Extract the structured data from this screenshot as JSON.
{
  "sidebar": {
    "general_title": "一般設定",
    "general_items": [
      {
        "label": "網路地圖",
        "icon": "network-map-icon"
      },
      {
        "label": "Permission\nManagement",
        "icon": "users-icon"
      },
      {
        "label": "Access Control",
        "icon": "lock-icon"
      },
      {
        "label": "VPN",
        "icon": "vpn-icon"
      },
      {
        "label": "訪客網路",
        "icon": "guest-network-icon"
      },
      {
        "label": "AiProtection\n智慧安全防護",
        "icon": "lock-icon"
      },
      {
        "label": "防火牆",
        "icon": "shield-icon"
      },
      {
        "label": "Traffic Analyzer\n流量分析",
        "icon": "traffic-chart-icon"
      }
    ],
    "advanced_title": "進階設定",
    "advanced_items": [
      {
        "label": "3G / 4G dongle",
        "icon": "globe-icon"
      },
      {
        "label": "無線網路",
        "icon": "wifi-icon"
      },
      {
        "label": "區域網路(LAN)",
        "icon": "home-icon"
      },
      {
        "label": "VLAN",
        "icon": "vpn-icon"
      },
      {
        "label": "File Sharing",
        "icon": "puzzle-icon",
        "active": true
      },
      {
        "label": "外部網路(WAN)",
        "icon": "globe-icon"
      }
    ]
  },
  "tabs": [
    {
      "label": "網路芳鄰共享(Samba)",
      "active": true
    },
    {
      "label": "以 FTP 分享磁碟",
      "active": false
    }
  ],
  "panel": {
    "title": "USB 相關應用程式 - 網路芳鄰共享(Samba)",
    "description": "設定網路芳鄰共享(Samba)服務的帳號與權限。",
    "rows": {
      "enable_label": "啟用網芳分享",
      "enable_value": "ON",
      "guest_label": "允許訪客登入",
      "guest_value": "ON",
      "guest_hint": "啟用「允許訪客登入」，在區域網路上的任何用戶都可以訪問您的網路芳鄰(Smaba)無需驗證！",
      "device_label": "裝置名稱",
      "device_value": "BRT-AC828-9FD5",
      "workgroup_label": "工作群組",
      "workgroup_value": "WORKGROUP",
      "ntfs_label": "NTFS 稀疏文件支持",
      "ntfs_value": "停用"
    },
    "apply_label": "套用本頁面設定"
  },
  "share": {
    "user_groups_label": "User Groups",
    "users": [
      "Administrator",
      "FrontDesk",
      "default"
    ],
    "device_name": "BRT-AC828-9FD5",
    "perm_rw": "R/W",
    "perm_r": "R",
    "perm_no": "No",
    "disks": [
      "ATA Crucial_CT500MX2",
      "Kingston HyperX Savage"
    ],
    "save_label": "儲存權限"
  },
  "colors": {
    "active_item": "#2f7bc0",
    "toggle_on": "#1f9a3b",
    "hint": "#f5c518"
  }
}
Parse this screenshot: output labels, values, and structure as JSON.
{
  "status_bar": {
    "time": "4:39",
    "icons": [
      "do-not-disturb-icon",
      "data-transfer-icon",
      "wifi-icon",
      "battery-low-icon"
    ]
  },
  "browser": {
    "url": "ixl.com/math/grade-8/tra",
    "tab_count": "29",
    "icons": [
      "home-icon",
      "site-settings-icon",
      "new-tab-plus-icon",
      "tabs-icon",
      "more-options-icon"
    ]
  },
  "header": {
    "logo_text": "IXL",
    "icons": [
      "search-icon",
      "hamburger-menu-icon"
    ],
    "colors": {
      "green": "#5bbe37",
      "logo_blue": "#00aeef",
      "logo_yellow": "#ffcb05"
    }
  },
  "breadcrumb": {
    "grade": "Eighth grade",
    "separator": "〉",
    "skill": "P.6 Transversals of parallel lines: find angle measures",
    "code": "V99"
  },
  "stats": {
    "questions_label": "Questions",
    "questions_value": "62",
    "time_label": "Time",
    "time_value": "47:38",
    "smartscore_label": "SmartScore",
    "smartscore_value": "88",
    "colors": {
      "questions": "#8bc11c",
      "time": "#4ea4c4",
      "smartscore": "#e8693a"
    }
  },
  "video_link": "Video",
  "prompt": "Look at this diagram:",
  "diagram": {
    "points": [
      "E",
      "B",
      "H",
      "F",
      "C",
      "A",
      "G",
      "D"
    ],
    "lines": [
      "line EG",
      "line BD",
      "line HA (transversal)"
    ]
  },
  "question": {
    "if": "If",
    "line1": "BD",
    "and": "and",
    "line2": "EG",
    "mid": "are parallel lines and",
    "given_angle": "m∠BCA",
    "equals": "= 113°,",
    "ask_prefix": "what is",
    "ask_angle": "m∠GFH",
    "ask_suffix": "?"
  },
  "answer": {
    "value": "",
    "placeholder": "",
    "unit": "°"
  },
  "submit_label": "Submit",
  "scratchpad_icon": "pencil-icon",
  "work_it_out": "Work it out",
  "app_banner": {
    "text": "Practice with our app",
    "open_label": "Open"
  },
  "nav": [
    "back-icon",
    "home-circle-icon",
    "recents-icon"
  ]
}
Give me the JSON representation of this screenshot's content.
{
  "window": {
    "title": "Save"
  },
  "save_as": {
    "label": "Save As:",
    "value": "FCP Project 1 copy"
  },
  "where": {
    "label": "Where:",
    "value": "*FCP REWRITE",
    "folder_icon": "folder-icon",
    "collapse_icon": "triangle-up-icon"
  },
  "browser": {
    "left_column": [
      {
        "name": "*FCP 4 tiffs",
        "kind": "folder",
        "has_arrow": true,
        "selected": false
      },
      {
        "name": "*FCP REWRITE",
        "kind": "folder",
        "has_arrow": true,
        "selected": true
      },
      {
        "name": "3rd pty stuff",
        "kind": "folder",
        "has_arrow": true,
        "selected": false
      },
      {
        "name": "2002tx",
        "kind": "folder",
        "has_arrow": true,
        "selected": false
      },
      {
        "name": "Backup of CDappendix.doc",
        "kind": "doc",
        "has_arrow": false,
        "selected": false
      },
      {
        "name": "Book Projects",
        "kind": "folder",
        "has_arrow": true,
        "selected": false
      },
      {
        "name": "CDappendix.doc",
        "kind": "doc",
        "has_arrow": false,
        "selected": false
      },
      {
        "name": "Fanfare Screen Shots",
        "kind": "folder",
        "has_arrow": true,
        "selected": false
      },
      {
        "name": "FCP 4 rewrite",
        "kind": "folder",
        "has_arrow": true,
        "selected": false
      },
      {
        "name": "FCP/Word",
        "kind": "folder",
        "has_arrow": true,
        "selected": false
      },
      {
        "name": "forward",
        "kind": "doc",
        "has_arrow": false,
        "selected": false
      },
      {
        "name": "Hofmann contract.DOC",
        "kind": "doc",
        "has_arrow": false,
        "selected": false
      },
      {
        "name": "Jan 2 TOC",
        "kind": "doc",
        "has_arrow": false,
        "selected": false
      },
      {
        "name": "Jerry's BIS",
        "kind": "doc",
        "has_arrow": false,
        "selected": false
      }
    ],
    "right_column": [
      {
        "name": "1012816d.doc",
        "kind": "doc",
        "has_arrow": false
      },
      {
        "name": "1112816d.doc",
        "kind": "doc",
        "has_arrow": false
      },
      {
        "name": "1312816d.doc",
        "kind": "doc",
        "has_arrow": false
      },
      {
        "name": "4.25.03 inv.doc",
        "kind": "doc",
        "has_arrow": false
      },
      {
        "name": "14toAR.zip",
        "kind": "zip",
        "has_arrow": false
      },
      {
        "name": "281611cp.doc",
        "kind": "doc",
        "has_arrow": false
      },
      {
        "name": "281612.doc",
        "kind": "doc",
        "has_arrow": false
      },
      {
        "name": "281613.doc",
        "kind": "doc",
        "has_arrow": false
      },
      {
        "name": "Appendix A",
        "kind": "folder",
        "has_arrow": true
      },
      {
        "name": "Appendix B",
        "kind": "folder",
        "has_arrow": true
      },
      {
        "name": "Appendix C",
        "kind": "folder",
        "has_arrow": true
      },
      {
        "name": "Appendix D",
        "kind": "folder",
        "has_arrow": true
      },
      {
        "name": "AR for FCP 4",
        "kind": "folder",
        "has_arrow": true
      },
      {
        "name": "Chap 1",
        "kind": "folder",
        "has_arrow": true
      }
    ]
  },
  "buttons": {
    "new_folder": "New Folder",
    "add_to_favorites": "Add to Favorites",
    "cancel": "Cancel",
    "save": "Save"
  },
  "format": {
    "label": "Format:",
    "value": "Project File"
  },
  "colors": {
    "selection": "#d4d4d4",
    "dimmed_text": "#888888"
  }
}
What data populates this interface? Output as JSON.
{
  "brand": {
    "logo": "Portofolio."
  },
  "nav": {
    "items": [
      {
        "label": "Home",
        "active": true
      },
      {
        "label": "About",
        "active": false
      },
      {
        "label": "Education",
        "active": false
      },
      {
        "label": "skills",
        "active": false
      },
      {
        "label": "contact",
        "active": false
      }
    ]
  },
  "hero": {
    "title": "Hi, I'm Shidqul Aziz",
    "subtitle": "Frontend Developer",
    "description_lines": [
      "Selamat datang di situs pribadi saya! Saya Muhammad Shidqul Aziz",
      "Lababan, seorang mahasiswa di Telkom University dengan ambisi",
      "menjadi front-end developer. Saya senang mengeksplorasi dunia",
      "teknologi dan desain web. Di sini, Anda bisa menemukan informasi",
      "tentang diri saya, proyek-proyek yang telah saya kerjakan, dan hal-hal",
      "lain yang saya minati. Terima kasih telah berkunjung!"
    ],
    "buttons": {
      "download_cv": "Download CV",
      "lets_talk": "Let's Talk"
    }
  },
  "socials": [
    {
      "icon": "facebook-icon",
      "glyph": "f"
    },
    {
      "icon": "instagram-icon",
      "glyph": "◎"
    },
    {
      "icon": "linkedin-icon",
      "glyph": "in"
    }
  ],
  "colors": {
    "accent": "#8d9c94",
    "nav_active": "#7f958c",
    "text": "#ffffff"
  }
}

> _The problem_: Pick out each line containing the string "network" and copy it.

> _Solution below_:
        "icon": "network-map-icon"
        "icon": "guest-network-icon"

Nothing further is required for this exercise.